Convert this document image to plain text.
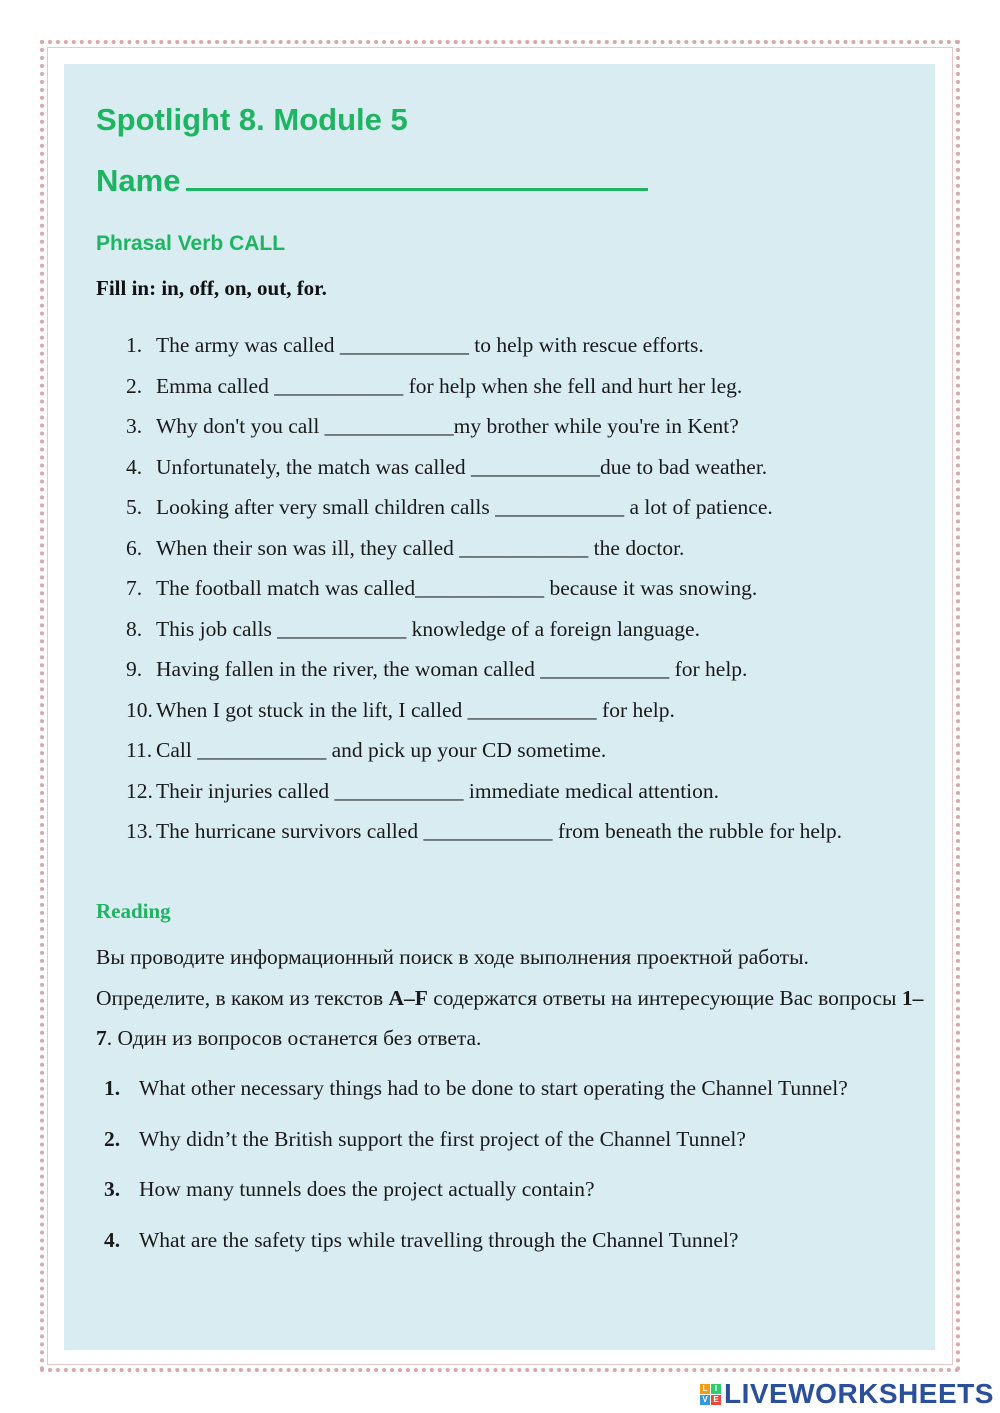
Spotlight 8. Module 5
Name
Phrasal Verb CALL

Fill in: in, off, on, out, for.

1. The army was called ____________ to help with rescue efforts.
2. Emma called ____________ for help when she fell and hurt her leg.
3. Why don't you call ____________my brother while you're in Kent?
4. Unfortunately, the match was called ____________due to bad weather.
5. Looking after very small children calls ____________ a lot of patience.
6. When their son was ill, they called ____________ the doctor.
7. The football match was called____________ because it was snowing.
8. This job calls ____________ knowledge of a foreign language.
9. Having fallen in the river, the woman called ____________ for help.
10. When I got stuck in the lift, I called ____________ for help.
11. Call ____________ and pick up your CD sometime.
12. Their injuries called ____________ immediate medical attention.
13. The hurricane survivors called ____________ from beneath the rubble for help.
Reading

Вы проводите информационный поиск в ходе выполнения проектной работы. Определите, в каком из текстов A–F содержатся ответы на интересующие Вас вопросы 1–7. Один из вопросов останется без ответа.

1. What other necessary things had to be done to start operating the Channel Tunnel?
2. Why didn’t the British support the first project of the Channel Tunnel?
3. How many tunnels does the project actually contain?
4. What are the safety tips while travelling through the Channel Tunnel?
L I
V E LIVEWORKSHEETS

::::

## What to do
Quote in full the listing given above; the images are to be left out.

## Correct response
Convert this document image to plain text.
Spotlight 8. Module 5
Name
Phrasal Verb CALL

Fill in: in, off, on, out, for.

1. The army was called ____________ to help with rescue efforts.
2. Emma called ____________ for help when she fell and hurt her leg.
3. Why don't you call ____________my brother while you're in Kent?
4. Unfortunately, the match was called ____________due to bad weather.
5. Looking after very small children calls ____________ a lot of patience.
6. When their son was ill, they called ____________ the doctor.
7. The football match was called____________ because it was snowing.
8. This job calls ____________ knowledge of a foreign language.
9. Having fallen in the river, the woman called ____________ for help.
10. When I got stuck in the lift, I called ____________ for help.
11. Call ____________ and pick up your CD sometime.
12. Their injuries called ____________ immediate medical attention.
13. The hurricane survivors called ____________ from beneath the rubble for help.
Reading

Вы проводите информационный поиск в ходе выполнения проектной работы. Определите, в каком из текстов A–F содержатся ответы на интересующие Вас вопросы 1–7. Один из вопросов останется без ответа.

1. What other necessary things had to be done to start operating the Channel Tunnel?
2. Why didn’t the British support the first project of the Channel Tunnel?
3. How many tunnels does the project actually contain?
4. What are the safety tips while travelling through the Channel Tunnel?
L I
V E LIVEWORKSHEETS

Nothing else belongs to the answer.